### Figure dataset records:
━━━━

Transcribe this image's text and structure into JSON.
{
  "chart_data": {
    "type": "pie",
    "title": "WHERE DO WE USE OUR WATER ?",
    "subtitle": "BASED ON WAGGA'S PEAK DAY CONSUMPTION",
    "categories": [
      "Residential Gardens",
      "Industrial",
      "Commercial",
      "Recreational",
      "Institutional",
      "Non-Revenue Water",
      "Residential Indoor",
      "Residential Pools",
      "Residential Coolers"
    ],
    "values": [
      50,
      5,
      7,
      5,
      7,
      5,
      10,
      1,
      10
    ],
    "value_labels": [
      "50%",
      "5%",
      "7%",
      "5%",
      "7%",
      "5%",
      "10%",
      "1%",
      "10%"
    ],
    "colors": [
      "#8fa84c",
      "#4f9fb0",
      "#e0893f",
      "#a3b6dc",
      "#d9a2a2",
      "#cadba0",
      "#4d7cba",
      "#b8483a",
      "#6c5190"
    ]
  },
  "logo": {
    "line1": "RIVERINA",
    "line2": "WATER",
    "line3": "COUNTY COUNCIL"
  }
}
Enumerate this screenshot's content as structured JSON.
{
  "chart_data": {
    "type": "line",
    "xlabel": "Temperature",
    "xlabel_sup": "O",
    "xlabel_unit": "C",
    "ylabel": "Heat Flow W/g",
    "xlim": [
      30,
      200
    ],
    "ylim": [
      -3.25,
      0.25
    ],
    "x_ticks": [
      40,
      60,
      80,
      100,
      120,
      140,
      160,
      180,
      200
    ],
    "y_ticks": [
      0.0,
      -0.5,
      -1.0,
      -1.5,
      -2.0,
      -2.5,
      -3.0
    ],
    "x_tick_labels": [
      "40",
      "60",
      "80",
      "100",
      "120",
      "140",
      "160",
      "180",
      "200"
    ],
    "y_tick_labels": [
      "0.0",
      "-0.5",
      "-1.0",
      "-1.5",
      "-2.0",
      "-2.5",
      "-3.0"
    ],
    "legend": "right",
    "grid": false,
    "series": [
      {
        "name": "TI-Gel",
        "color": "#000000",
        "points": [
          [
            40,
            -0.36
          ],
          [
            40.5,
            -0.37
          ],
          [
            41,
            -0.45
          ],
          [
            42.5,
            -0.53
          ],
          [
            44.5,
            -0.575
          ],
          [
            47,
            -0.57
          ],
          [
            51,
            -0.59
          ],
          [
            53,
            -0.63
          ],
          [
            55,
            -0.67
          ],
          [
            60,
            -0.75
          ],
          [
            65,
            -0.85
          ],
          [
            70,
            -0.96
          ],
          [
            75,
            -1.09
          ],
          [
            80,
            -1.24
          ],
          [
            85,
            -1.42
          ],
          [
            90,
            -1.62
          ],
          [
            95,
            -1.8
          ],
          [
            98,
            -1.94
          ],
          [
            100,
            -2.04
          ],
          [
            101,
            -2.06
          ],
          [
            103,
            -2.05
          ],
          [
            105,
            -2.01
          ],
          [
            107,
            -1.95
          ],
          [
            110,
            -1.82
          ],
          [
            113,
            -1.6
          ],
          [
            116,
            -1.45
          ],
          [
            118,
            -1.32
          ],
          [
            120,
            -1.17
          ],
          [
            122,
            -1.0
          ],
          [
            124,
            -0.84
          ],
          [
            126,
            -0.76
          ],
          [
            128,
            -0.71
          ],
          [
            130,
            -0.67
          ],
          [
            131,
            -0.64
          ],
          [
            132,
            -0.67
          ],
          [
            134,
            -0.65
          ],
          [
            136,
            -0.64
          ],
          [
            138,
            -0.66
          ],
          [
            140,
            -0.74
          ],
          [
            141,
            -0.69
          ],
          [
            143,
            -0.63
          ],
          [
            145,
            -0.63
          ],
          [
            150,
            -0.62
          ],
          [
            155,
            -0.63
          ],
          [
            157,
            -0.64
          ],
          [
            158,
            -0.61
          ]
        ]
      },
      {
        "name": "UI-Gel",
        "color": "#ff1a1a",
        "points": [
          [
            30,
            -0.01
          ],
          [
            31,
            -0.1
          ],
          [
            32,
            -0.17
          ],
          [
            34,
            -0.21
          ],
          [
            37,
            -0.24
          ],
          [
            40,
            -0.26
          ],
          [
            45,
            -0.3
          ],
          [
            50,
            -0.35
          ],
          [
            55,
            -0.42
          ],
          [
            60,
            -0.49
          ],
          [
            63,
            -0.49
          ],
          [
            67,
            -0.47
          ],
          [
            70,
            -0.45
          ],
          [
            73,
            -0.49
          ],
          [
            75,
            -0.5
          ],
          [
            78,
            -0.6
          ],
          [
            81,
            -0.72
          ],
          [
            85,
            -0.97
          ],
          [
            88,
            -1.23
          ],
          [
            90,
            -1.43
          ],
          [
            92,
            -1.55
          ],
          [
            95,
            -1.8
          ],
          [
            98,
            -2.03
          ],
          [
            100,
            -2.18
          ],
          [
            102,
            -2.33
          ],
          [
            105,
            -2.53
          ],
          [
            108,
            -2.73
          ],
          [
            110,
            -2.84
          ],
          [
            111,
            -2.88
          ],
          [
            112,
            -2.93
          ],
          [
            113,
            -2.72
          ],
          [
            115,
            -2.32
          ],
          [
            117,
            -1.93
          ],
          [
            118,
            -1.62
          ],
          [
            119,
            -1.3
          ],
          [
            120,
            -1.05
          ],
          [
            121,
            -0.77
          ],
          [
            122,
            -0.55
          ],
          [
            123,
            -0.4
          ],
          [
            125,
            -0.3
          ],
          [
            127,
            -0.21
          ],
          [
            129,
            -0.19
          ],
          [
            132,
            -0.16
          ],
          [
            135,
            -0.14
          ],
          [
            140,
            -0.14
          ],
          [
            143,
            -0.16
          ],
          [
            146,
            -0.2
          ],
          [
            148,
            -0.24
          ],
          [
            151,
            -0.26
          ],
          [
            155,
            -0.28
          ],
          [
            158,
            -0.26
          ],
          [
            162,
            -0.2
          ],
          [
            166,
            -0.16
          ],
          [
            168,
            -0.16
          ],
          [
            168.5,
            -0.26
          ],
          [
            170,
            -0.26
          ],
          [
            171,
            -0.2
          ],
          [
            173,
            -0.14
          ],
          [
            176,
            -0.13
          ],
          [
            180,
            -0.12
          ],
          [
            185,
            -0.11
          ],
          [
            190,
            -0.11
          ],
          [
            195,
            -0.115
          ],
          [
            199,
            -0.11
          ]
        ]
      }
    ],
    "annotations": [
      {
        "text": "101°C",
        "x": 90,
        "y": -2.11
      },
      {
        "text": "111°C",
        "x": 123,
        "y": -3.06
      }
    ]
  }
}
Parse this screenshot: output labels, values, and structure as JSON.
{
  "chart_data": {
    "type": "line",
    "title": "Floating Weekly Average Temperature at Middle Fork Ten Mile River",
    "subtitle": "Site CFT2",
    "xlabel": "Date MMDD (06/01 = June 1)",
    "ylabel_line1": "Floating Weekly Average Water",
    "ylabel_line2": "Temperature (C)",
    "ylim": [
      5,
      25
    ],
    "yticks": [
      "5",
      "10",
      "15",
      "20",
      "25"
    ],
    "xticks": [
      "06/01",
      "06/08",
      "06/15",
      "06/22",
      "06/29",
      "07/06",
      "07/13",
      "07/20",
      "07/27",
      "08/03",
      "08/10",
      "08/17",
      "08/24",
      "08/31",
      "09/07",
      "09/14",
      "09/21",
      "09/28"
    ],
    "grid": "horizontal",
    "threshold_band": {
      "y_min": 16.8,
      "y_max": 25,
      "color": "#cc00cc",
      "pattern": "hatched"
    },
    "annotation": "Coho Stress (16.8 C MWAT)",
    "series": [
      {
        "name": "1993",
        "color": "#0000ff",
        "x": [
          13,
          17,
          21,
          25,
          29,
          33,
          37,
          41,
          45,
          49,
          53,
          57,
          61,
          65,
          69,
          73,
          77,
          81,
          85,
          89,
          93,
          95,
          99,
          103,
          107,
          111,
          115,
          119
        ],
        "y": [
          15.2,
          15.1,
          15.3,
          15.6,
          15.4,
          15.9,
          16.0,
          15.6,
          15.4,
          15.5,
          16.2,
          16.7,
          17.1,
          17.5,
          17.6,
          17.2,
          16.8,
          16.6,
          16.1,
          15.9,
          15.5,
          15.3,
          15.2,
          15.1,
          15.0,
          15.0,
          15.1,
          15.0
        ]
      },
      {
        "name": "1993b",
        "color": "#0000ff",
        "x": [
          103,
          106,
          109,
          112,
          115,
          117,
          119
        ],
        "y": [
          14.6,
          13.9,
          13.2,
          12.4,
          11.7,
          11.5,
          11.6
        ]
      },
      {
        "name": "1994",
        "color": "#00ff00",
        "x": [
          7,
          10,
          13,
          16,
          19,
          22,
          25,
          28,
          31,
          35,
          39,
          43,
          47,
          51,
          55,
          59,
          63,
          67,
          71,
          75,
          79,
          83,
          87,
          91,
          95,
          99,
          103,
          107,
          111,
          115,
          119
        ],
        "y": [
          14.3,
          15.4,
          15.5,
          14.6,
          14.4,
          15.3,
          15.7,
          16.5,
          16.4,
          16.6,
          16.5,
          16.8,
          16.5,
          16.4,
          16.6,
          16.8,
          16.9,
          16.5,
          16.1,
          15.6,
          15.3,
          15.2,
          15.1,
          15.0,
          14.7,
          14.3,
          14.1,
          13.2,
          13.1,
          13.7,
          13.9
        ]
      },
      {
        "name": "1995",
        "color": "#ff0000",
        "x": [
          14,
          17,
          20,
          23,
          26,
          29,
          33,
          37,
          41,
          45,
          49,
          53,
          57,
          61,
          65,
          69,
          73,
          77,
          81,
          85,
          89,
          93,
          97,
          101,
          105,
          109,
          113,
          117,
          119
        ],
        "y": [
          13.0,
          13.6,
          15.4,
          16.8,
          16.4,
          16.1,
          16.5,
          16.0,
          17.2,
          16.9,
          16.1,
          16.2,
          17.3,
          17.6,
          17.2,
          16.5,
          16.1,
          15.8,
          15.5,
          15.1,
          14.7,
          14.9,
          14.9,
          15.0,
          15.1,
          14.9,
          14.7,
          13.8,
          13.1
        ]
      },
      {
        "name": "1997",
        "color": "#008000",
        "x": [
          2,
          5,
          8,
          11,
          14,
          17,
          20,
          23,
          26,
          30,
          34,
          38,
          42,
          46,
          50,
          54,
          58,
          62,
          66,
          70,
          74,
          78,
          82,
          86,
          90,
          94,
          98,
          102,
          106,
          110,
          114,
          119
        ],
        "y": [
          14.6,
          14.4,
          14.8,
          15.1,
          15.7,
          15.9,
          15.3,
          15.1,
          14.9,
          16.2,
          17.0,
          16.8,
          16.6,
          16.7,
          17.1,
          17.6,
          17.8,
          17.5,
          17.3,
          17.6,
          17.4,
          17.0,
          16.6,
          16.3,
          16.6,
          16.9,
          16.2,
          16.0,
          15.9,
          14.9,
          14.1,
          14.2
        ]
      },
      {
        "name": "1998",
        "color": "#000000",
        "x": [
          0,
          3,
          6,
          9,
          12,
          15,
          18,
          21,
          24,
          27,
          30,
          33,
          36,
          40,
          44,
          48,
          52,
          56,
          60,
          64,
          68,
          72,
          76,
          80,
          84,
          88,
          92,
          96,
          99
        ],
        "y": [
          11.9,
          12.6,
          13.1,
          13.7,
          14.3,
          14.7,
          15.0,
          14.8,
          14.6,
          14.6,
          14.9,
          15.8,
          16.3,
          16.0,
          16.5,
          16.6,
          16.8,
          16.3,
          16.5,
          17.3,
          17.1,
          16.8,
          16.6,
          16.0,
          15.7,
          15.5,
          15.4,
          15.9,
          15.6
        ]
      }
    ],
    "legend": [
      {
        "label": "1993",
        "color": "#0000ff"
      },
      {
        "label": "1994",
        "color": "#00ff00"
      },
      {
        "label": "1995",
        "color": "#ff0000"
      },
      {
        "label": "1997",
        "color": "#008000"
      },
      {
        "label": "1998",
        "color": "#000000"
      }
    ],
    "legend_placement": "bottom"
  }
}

━━━━

### What is required:
Pull out each line of the records holding the string "Average".

### Output below:
    "title": "Floating Weekly Average Temperature at Middle Fork Ten Mile River",
    "ylabel_line1": "Floating Weekly Average Water",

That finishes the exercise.